Drop the pictures from the entries below, then reproduce the rest exactly.

▸ **Record list**

##########

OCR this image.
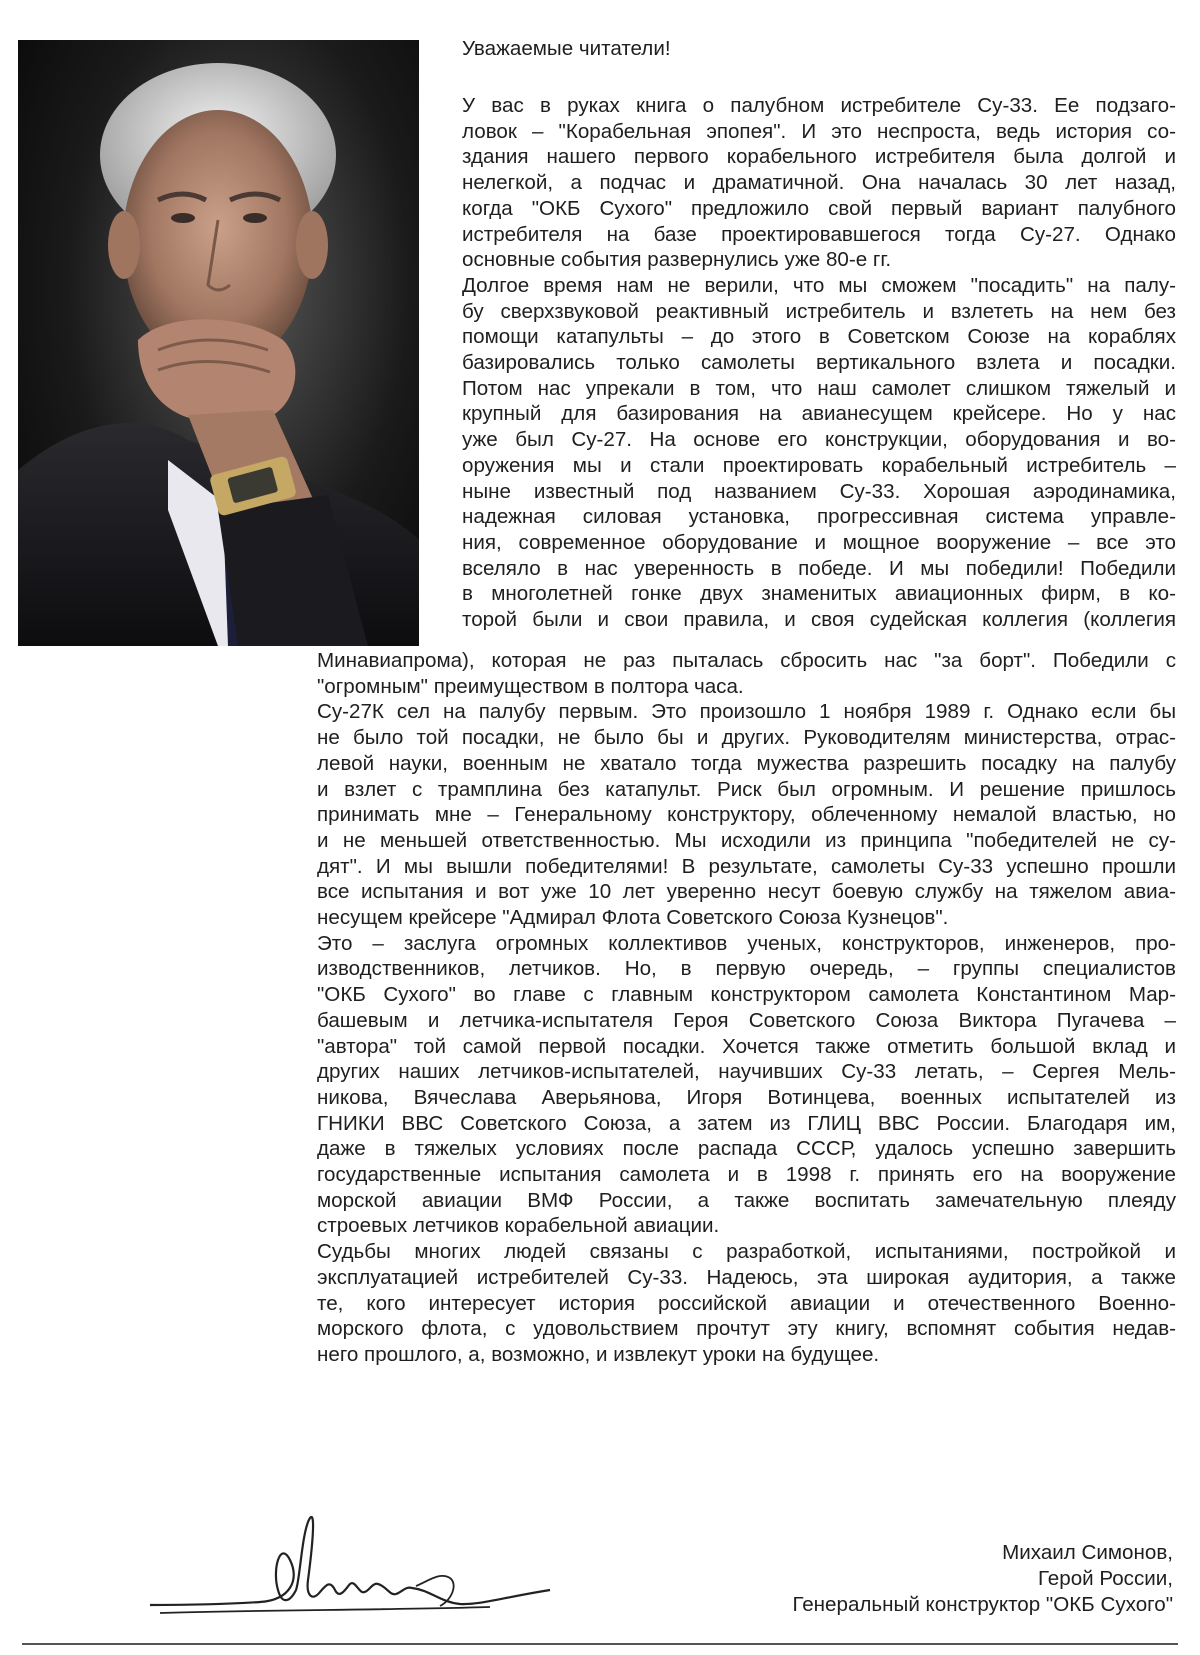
Уважаемые читатели!
У вас в руках книга о палубном истребителе Су-33. Ее подзаго-
ловок – "Корабельная эпопея". И это неспроста, ведь история со-
здания нашего первого корабельного истребителя была долгой и
нелегкой, а подчас и драматичной. Она началась 30 лет назад,
когда "ОКБ Сухого" предложило свой первый вариант палубного
истребителя на базе проектировавшегося тогда Су-27. Однако
основные события развернулись уже 80-е гг.
Долгое время нам не верили, что мы сможем "посадить" на палу-
бу сверхзвуковой реактивный истребитель и взлететь на нем без
помощи катапульты – до этого в Советском Союзе на кораблях
базировались только самолеты вертикального взлета и посадки.
Потом нас упрекали в том, что наш самолет слишком тяжелый и
крупный для базирования на авианесущем крейсере. Но у нас
уже был Су-27. На основе его конструкции, оборудования и во-
оружения мы и стали проектировать корабельный истребитель –
ныне известный под названием Су-33. Хорошая аэродинамика,
надежная силовая установка, прогрессивная система управле-
ния, современное оборудование и мощное вооружение – все это
вселяло в нас уверенность в победе. И мы победили! Победили
в многолетней гонке двух знаменитых авиационных фирм, в ко-
торой были и свои правила, и своя судейская коллегия (коллегия
Минавиапрома), которая не раз пыталась сбросить нас "за борт". Победили с
"огромным" преимуществом в полтора часа.
Су-27К сел на палубу первым. Это произошло 1 ноября 1989 г. Однако если бы
не было той посадки, не было бы и других. Руководителям министерства, отрас-
левой науки, военным не хватало тогда мужества разрешить посадку на палубу
и взлет с трамплина без катапульт. Риск был огромным. И решение пришлось
принимать мне – Генеральному конструктору, облеченному немалой властью, но
и не меньшей ответственностью. Мы исходили из принципа "победителей не су-
дят". И мы вышли победителями! В результате, самолеты Су-33 успешно прошли
все испытания и вот уже 10 лет уверенно несут боевую службу на тяжелом авиа-
несущем крейсере "Адмирал Флота Советского Союза Кузнецов".
Это – заслуга огромных коллективов ученых, конструкторов, инженеров, про-
изводственников, летчиков. Но, в первую очередь, – группы специалистов
"ОКБ Сухого" во главе с главным конструктором самолета Константином Мар-
башевым и летчика-испытателя Героя Советского Союза Виктора Пугачева –
"автора" той самой первой посадки. Хочется также отметить большой вклад и
других наших летчиков-испытателей, научивших Су-33 летать, – Сергея Мель-
никова, Вячеслава Аверьянова, Игоря Вотинцева, военных испытателей из
ГНИКИ ВВС Советского Союза, а затем из ГЛИЦ ВВС России. Благодаря им,
даже в тяжелых условиях после распада СССР, удалось успешно завершить
государственные испытания самолета и в 1998 г. принять его на вооружение
морской авиации ВМФ России, а также воспитать замечательную плеяду
строевых летчиков корабельной авиации.
Судьбы многих людей связаны с разработкой, испытаниями, постройкой и
эксплуатацией истребителей Су-33. Надеюсь, эта широкая аудитория, а также
те, кого интересует история российской авиации и отечественного Военно-
морского флота, с удовольствием прочтут эту книгу, вспомнят события недав-
него прошлого, а, возможно, и извлекут уроки на будущее.
Михаил Симонов,
Герой России,
Генеральный конструктор "ОКБ Сухого"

##########

▸ **Answer in full**
OCR this image.
Уважаемые читатели!
У вас в руках книга о палубном истребителе Су-33. Ее подзаго-
ловок – "Корабельная эпопея". И это неспроста, ведь история со-
здания нашего первого корабельного истребителя была долгой и
нелегкой, а подчас и драматичной. Она началась 30 лет назад,
когда "ОКБ Сухого" предложило свой первый вариант палубного
истребителя на базе проектировавшегося тогда Су-27. Однако
основные события развернулись уже 80-е гг.
Долгое время нам не верили, что мы сможем "посадить" на палу-
бу сверхзвуковой реактивный истребитель и взлететь на нем без
помощи катапульты – до этого в Советском Союзе на кораблях
базировались только самолеты вертикального взлета и посадки.
Потом нас упрекали в том, что наш самолет слишком тяжелый и
крупный для базирования на авианесущем крейсере. Но у нас
уже был Су-27. На основе его конструкции, оборудования и во-
оружения мы и стали проектировать корабельный истребитель –
ныне известный под названием Су-33. Хорошая аэродинамика,
надежная силовая установка, прогрессивная система управле-
ния, современное оборудование и мощное вооружение – все это
вселяло в нас уверенность в победе. И мы победили! Победили
в многолетней гонке двух знаменитых авиационных фирм, в ко-
торой были и свои правила, и своя судейская коллегия (коллегия
Минавиапрома), которая не раз пыталась сбросить нас "за борт". Победили с
"огромным" преимуществом в полтора часа.
Су-27К сел на палубу первым. Это произошло 1 ноября 1989 г. Однако если бы
не было той посадки, не было бы и других. Руководителям министерства, отрас-
левой науки, военным не хватало тогда мужества разрешить посадку на палубу
и взлет с трамплина без катапульт. Риск был огромным. И решение пришлось
принимать мне – Генеральному конструктору, облеченному немалой властью, но
и не меньшей ответственностью. Мы исходили из принципа "победителей не су-
дят". И мы вышли победителями! В результате, самолеты Су-33 успешно прошли
все испытания и вот уже 10 лет уверенно несут боевую службу на тяжелом авиа-
несущем крейсере "Адмирал Флота Советского Союза Кузнецов".
Это – заслуга огромных коллективов ученых, конструкторов, инженеров, про-
изводственников, летчиков. Но, в первую очередь, – группы специалистов
"ОКБ Сухого" во главе с главным конструктором самолета Константином Мар-
башевым и летчика-испытателя Героя Советского Союза Виктора Пугачева –
"автора" той самой первой посадки. Хочется также отметить большой вклад и
других наших летчиков-испытателей, научивших Су-33 летать, – Сергея Мель-
никова, Вячеслава Аверьянова, Игоря Вотинцева, военных испытателей из
ГНИКИ ВВС Советского Союза, а затем из ГЛИЦ ВВС России. Благодаря им,
даже в тяжелых условиях после распада СССР, удалось успешно завершить
государственные испытания самолета и в 1998 г. принять его на вооружение
морской авиации ВМФ России, а также воспитать замечательную плеяду
строевых летчиков корабельной авиации.
Судьбы многих людей связаны с разработкой, испытаниями, постройкой и
эксплуатацией истребителей Су-33. Надеюсь, эта широкая аудитория, а также
те, кого интересует история российской авиации и отечественного Военно-
морского флота, с удовольствием прочтут эту книгу, вспомнят события недав-
него прошлого, а, возможно, и извлекут уроки на будущее.
Михаил Симонов,
Герой России,
Генеральный конструктор "ОКБ Сухого"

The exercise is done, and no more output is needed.